**Directions for this task:**
Would you transcribe the listing that follows, character for character, and omit its images?

**Recorded information:**
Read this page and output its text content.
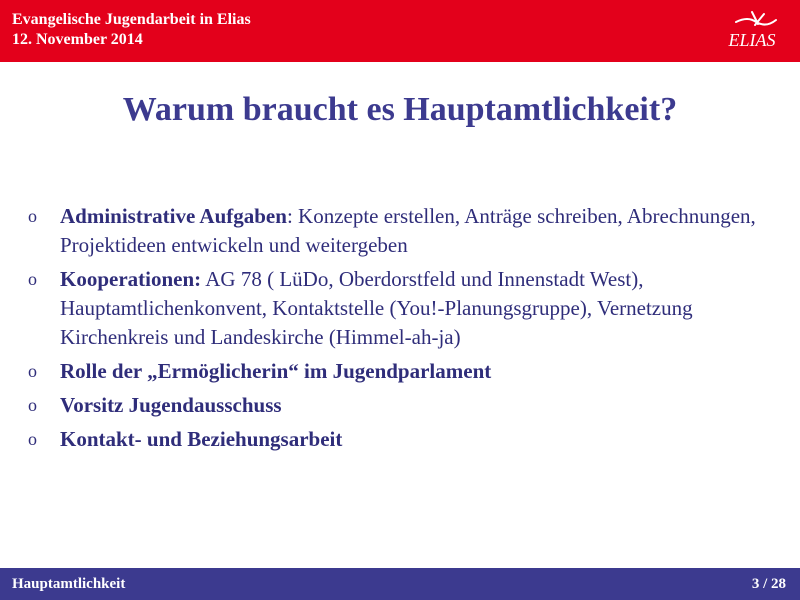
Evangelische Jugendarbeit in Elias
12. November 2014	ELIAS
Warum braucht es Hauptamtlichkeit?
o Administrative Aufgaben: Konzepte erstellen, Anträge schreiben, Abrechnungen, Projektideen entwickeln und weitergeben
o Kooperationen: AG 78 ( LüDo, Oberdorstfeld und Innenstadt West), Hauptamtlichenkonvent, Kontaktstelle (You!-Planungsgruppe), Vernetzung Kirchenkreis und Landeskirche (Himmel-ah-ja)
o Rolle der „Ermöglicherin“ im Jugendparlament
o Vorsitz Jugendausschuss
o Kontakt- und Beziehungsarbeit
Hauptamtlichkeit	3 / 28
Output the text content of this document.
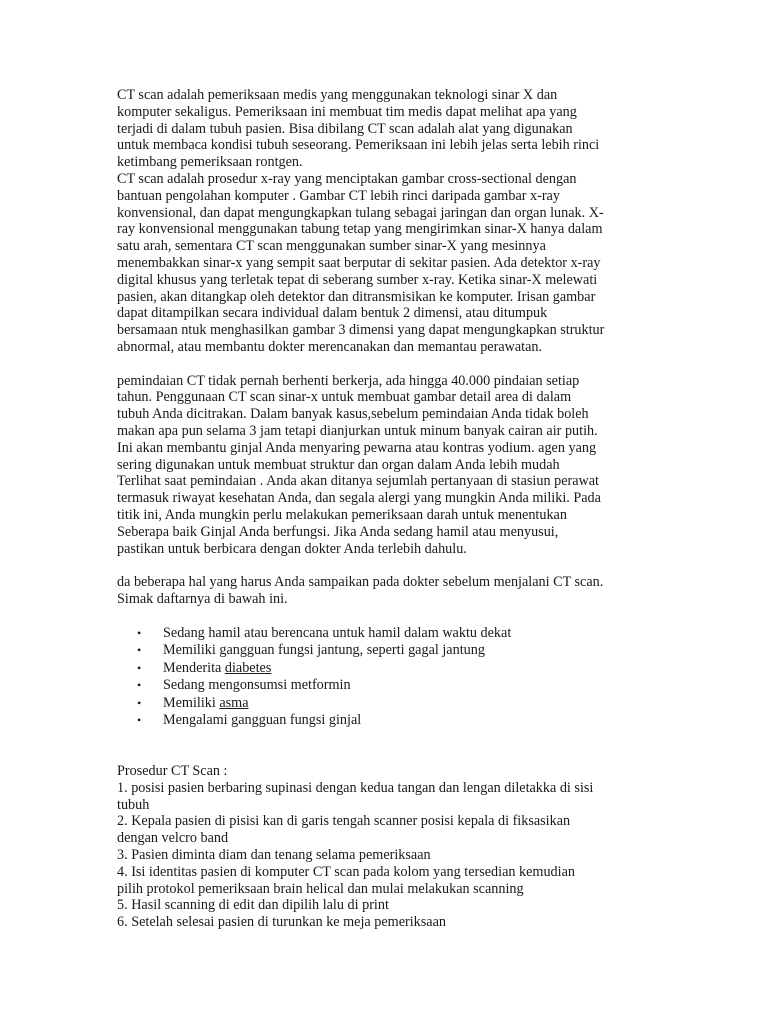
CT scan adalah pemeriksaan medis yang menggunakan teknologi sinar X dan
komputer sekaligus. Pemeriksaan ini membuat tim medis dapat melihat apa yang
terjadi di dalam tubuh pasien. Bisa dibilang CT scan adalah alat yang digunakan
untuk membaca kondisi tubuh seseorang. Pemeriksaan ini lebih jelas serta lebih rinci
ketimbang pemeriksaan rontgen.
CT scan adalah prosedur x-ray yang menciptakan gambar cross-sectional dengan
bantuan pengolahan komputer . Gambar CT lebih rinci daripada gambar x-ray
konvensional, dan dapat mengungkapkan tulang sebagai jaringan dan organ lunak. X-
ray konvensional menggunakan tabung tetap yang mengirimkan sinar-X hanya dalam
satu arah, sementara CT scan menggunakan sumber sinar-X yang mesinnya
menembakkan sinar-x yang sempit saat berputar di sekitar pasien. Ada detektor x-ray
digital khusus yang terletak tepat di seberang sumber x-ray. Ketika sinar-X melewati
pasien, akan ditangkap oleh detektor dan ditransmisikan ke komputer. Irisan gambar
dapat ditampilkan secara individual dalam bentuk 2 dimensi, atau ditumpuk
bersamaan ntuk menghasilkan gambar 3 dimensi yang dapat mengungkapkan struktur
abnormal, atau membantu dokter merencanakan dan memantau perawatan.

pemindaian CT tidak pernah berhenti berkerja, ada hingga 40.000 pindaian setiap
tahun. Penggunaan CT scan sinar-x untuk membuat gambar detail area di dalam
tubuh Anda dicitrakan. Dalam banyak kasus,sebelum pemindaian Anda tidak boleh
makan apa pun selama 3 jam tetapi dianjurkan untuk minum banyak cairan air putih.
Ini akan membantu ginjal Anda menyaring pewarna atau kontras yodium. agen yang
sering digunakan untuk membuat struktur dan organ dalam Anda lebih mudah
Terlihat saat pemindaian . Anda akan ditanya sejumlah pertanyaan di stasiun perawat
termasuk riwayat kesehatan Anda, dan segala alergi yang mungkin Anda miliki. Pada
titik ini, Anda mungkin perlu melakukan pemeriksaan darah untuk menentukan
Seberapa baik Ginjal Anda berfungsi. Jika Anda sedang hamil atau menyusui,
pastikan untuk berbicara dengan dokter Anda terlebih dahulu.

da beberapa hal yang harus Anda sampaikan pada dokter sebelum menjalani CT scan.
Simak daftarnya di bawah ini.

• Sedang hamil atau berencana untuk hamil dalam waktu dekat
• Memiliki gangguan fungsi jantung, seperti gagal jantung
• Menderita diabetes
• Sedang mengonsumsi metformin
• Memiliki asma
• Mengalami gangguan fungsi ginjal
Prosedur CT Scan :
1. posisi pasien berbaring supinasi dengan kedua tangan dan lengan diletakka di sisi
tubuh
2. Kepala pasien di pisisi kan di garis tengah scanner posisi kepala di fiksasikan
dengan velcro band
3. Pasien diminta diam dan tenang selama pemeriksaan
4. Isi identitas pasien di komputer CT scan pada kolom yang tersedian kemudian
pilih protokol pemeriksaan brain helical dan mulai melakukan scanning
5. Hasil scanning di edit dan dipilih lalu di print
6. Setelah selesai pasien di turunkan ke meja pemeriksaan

**Solution for this task:**
Read this page and output its text content.
Evangelische Jugendarbeit in Elias
12. November 2014	ELIAS
Warum braucht es Hauptamtlichkeit?
o Administrative Aufgaben: Konzepte erstellen, Anträge schreiben, Abrechnungen, Projektideen entwickeln und weitergeben
o Kooperationen: AG 78 ( LüDo, Oberdorstfeld und Innenstadt West), Hauptamtlichenkonvent, Kontaktstelle (You!-Planungsgruppe), Vernetzung Kirchenkreis und Landeskirche (Himmel-ah-ja)
o Rolle der „Ermöglicherin“ im Jugendparlament
o Vorsitz Jugendausschuss
o Kontakt- und Beziehungsarbeit
Hauptamtlichkeit	3 / 28
Output the text content of this document.
CT scan adalah pemeriksaan medis yang menggunakan teknologi sinar X dan
komputer sekaligus. Pemeriksaan ini membuat tim medis dapat melihat apa yang
terjadi di dalam tubuh pasien. Bisa dibilang CT scan adalah alat yang digunakan
untuk membaca kondisi tubuh seseorang. Pemeriksaan ini lebih jelas serta lebih rinci
ketimbang pemeriksaan rontgen.
CT scan adalah prosedur x-ray yang menciptakan gambar cross-sectional dengan
bantuan pengolahan komputer . Gambar CT lebih rinci daripada gambar x-ray
konvensional, dan dapat mengungkapkan tulang sebagai jaringan dan organ lunak. X-
ray konvensional menggunakan tabung tetap yang mengirimkan sinar-X hanya dalam
satu arah, sementara CT scan menggunakan sumber sinar-X yang mesinnya
menembakkan sinar-x yang sempit saat berputar di sekitar pasien. Ada detektor x-ray
digital khusus yang terletak tepat di seberang sumber x-ray. Ketika sinar-X melewati
pasien, akan ditangkap oleh detektor dan ditransmisikan ke komputer. Irisan gambar
dapat ditampilkan secara individual dalam bentuk 2 dimensi, atau ditumpuk
bersamaan ntuk menghasilkan gambar 3 dimensi yang dapat mengungkapkan struktur
abnormal, atau membantu dokter merencanakan dan memantau perawatan.

pemindaian CT tidak pernah berhenti berkerja, ada hingga 40.000 pindaian setiap
tahun. Penggunaan CT scan sinar-x untuk membuat gambar detail area di dalam
tubuh Anda dicitrakan. Dalam banyak kasus,sebelum pemindaian Anda tidak boleh
makan apa pun selama 3 jam tetapi dianjurkan untuk minum banyak cairan air putih.
Ini akan membantu ginjal Anda menyaring pewarna atau kontras yodium. agen yang
sering digunakan untuk membuat struktur dan organ dalam Anda lebih mudah
Terlihat saat pemindaian . Anda akan ditanya sejumlah pertanyaan di stasiun perawat
termasuk riwayat kesehatan Anda, dan segala alergi yang mungkin Anda miliki. Pada
titik ini, Anda mungkin perlu melakukan pemeriksaan darah untuk menentukan
Seberapa baik Ginjal Anda berfungsi. Jika Anda sedang hamil atau menyusui,
pastikan untuk berbicara dengan dokter Anda terlebih dahulu.

da beberapa hal yang harus Anda sampaikan pada dokter sebelum menjalani CT scan.
Simak daftarnya di bawah ini.

• Sedang hamil atau berencana untuk hamil dalam waktu dekat
• Memiliki gangguan fungsi jantung, seperti gagal jantung
• Menderita diabetes
• Sedang mengonsumsi metformin
• Memiliki asma
• Mengalami gangguan fungsi ginjal
Prosedur CT Scan :
1. posisi pasien berbaring supinasi dengan kedua tangan dan lengan diletakka di sisi
tubuh
2. Kepala pasien di pisisi kan di garis tengah scanner posisi kepala di fiksasikan
dengan velcro band
3. Pasien diminta diam dan tenang selama pemeriksaan
4. Isi identitas pasien di komputer CT scan pada kolom yang tersedian kemudian
pilih protokol pemeriksaan brain helical dan mulai melakukan scanning
5. Hasil scanning di edit dan dipilih lalu di print
6. Setelah selesai pasien di turunkan ke meja pemeriksaan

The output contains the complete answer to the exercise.